# Start of DATA LINES
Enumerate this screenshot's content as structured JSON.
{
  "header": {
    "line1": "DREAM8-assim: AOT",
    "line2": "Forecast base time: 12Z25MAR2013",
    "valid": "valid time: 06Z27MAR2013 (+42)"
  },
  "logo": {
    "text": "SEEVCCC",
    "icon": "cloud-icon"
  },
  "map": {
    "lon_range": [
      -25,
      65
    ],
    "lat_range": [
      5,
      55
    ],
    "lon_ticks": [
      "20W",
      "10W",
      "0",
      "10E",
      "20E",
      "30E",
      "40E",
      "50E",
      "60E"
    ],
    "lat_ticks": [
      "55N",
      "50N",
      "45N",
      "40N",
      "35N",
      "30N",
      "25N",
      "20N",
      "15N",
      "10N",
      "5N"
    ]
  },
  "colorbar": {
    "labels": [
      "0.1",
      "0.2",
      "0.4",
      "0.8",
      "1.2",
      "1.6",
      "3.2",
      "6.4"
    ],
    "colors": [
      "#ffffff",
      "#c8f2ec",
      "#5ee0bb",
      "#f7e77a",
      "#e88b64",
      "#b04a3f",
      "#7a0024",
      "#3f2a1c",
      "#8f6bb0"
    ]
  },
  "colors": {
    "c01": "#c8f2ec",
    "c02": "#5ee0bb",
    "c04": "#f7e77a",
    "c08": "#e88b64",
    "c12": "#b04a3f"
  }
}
# End of DATA LINES
WORK INSTRUCTIONS
Using the listing above, please repeat every entry exactly.

SOLUTION
Enumerate this screenshot's content as structured JSON.
{
  "header": {
    "line1": "DREAM8-assim: AOT",
    "line2": "Forecast base time: 12Z25MAR2013",
    "valid": "valid time: 06Z27MAR2013 (+42)"
  },
  "logo": {
    "text": "SEEVCCC",
    "icon": "cloud-icon"
  },
  "map": {
    "lon_range": [
      -25,
      65
    ],
    "lat_range": [
      5,
      55
    ],
    "lon_ticks": [
      "20W",
      "10W",
      "0",
      "10E",
      "20E",
      "30E",
      "40E",
      "50E",
      "60E"
    ],
    "lat_ticks": [
      "55N",
      "50N",
      "45N",
      "40N",
      "35N",
      "30N",
      "25N",
      "20N",
      "15N",
      "10N",
      "5N"
    ]
  },
  "colorbar": {
    "labels": [
      "0.1",
      "0.2",
      "0.4",
      "0.8",
      "1.2",
      "1.6",
      "3.2",
      "6.4"
    ],
    "colors": [
      "#ffffff",
      "#c8f2ec",
      "#5ee0bb",
      "#f7e77a",
      "#e88b64",
      "#b04a3f",
      "#7a0024",
      "#3f2a1c",
      "#8f6bb0"
    ]
  },
  "colors": {
    "c01": "#c8f2ec",
    "c02": "#5ee0bb",
    "c04": "#f7e77a",
    "c08": "#e88b64",
    "c12": "#b04a3f"
  }
}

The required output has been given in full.